Figure contents as structured data
"""

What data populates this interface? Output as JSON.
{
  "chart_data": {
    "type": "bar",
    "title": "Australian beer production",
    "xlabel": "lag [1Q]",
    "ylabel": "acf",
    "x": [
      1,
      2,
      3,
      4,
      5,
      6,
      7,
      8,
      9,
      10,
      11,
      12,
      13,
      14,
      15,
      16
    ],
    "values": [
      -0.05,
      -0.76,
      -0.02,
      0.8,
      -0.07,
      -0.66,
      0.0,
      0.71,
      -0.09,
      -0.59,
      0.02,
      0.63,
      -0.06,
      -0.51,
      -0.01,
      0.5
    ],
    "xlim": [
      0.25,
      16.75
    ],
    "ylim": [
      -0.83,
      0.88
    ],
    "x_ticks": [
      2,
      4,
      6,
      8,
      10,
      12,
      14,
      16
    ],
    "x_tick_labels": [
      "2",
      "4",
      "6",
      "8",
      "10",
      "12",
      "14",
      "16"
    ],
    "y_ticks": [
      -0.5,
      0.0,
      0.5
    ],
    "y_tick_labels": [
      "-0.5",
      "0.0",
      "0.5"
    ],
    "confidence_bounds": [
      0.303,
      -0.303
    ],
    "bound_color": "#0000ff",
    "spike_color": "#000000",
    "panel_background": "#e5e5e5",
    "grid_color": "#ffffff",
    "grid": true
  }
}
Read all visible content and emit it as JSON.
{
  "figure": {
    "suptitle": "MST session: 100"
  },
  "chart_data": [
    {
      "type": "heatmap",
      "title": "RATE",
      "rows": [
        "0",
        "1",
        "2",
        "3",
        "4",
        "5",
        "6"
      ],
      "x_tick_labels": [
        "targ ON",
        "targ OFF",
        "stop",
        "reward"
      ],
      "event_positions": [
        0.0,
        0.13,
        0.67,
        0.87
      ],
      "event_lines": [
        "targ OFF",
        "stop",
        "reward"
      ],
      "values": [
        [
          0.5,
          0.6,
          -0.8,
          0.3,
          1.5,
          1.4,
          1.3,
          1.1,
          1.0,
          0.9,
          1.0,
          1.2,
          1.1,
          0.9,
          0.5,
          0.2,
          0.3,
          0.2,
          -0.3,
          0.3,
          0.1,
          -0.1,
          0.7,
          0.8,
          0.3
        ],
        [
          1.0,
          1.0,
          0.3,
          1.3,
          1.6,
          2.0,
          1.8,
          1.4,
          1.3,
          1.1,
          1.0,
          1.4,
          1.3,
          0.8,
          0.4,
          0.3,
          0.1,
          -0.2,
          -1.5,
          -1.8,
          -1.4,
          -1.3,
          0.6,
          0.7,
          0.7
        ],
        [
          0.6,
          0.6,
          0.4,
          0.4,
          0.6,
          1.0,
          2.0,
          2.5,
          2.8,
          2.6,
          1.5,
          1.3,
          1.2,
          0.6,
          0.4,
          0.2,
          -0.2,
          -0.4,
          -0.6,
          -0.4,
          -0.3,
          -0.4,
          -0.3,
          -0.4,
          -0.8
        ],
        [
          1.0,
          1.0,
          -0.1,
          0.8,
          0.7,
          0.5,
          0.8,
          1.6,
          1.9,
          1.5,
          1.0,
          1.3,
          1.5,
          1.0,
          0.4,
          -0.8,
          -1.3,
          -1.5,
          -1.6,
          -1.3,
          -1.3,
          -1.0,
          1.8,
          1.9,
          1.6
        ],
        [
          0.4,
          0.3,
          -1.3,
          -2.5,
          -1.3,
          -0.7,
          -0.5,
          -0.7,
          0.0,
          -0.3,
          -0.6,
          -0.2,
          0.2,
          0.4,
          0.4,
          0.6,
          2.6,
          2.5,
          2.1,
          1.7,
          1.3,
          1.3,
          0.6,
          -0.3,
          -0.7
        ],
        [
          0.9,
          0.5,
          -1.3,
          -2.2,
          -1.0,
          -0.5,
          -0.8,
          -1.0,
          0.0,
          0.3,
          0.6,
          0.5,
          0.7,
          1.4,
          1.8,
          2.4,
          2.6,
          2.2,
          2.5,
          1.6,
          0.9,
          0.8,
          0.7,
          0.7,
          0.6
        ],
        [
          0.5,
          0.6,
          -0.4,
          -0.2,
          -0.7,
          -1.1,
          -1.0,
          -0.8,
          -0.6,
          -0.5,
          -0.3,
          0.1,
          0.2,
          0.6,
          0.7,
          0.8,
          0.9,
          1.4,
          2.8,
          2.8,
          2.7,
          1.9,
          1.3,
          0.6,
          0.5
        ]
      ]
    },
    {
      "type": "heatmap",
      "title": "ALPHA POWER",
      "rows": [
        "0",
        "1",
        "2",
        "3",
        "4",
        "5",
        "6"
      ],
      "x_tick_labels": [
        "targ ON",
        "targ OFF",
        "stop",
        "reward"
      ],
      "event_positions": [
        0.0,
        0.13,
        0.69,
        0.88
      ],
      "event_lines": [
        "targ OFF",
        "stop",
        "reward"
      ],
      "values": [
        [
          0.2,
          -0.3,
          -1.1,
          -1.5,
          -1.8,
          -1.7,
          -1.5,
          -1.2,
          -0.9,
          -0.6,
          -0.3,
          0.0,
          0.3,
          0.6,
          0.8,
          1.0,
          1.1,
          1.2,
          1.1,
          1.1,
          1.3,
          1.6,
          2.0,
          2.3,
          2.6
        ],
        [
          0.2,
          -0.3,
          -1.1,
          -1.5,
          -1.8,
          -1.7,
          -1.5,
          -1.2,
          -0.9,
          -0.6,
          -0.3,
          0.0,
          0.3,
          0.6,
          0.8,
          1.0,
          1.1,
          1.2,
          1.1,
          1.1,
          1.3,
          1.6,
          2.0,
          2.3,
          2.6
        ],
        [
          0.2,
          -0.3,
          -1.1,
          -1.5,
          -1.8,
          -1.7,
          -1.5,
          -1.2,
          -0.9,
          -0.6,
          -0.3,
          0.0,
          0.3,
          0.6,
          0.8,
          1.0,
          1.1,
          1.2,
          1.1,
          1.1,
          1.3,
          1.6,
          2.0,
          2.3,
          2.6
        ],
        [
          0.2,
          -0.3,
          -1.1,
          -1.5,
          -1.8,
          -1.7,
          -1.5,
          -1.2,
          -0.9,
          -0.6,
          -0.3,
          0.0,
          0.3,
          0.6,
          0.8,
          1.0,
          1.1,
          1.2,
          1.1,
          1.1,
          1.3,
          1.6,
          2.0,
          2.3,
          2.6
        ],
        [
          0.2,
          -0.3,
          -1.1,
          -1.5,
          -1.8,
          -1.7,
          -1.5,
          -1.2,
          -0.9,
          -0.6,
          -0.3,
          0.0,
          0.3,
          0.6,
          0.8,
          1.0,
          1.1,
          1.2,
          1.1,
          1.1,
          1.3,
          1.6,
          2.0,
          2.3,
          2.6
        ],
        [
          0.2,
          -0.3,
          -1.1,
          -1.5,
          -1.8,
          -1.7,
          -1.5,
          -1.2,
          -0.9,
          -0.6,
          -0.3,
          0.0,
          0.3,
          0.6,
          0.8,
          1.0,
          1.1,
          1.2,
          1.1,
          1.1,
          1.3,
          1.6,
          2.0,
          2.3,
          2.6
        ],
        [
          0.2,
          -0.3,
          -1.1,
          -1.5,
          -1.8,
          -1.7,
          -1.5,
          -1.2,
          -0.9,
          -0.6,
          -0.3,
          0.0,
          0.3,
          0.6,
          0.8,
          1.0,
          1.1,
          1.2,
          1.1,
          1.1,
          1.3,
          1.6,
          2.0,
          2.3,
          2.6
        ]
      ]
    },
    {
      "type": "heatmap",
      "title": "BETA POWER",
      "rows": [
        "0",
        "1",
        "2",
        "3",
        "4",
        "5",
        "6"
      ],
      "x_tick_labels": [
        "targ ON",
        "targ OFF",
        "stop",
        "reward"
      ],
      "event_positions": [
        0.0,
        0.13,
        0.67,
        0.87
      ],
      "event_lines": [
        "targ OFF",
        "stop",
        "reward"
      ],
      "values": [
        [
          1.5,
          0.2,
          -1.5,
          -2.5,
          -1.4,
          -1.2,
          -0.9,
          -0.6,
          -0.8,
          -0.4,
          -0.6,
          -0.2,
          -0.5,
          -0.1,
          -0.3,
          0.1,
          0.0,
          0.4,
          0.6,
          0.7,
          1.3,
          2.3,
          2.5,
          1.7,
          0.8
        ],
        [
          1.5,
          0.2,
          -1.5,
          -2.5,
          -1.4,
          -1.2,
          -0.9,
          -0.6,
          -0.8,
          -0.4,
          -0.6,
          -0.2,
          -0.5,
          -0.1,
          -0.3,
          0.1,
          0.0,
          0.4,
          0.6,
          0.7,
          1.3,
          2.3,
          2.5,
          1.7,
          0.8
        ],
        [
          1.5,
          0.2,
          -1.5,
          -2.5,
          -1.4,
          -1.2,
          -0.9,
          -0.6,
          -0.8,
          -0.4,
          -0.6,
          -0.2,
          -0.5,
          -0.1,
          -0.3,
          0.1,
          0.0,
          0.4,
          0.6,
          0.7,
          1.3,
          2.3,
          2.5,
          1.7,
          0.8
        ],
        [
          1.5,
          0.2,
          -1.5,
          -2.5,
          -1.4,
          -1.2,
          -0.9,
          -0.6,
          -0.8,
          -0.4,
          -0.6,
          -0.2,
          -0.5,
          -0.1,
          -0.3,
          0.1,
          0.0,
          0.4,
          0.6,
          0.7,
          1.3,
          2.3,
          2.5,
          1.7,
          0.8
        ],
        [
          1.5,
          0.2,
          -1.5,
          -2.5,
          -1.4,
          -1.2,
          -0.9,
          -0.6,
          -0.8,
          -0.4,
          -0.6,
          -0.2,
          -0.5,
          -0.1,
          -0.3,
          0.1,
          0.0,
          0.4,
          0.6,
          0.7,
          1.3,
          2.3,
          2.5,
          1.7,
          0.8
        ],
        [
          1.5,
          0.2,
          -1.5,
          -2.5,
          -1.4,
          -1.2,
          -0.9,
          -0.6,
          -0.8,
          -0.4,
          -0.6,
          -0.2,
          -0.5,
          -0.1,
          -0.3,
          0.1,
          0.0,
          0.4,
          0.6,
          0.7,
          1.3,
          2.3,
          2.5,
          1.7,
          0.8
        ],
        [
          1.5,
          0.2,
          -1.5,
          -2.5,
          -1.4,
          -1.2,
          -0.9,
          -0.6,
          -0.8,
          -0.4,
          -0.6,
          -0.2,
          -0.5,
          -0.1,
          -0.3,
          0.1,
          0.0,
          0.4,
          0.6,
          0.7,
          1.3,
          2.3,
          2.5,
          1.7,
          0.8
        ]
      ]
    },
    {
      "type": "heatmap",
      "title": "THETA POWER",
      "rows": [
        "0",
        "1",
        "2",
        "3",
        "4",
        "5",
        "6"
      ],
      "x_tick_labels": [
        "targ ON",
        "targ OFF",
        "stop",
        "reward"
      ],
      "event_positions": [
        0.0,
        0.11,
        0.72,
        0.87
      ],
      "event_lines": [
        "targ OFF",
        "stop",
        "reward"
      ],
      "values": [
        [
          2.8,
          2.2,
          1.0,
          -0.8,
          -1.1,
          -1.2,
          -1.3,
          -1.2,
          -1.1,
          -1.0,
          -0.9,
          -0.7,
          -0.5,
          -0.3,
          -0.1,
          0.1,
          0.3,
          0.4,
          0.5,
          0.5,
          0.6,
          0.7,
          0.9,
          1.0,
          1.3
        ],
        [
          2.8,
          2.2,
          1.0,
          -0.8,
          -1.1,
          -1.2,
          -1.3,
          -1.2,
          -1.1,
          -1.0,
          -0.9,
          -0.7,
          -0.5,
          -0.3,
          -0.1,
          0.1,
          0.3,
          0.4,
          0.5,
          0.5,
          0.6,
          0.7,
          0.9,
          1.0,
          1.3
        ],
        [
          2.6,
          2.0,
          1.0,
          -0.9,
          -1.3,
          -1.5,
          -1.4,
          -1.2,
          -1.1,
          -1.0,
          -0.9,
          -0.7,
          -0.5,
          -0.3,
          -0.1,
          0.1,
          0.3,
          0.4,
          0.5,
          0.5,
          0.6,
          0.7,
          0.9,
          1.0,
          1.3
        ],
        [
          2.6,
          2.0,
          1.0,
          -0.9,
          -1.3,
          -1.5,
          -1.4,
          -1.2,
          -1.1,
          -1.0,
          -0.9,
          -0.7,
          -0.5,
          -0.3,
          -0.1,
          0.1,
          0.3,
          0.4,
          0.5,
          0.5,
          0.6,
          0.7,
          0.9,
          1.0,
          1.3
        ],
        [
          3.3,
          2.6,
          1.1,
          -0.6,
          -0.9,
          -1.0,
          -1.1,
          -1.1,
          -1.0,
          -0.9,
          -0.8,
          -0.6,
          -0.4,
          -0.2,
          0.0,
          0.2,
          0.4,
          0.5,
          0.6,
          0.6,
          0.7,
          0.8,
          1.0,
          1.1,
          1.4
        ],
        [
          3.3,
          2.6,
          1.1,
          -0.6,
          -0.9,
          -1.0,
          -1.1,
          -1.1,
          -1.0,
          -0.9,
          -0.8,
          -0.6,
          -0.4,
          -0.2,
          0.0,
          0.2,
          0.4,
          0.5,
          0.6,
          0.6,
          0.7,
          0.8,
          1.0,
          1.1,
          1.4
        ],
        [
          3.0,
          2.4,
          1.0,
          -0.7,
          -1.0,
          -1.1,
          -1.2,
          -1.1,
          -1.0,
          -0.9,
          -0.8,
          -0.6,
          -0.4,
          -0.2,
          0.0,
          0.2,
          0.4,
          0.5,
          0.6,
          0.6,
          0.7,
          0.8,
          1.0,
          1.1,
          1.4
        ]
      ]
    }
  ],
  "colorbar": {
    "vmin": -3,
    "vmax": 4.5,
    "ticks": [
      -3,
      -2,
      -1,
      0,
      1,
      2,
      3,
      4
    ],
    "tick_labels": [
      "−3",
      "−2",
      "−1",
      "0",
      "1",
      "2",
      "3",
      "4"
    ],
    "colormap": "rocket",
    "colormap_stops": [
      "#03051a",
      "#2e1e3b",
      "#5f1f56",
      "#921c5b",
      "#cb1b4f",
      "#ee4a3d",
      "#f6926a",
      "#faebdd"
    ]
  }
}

"""

▶ [REQUEST]
Select all lines with the word "JSON" from the entries above.

▶ [RESPONSE]
What data populates this interface? Output as JSON.
Read all visible content and emit it as JSON.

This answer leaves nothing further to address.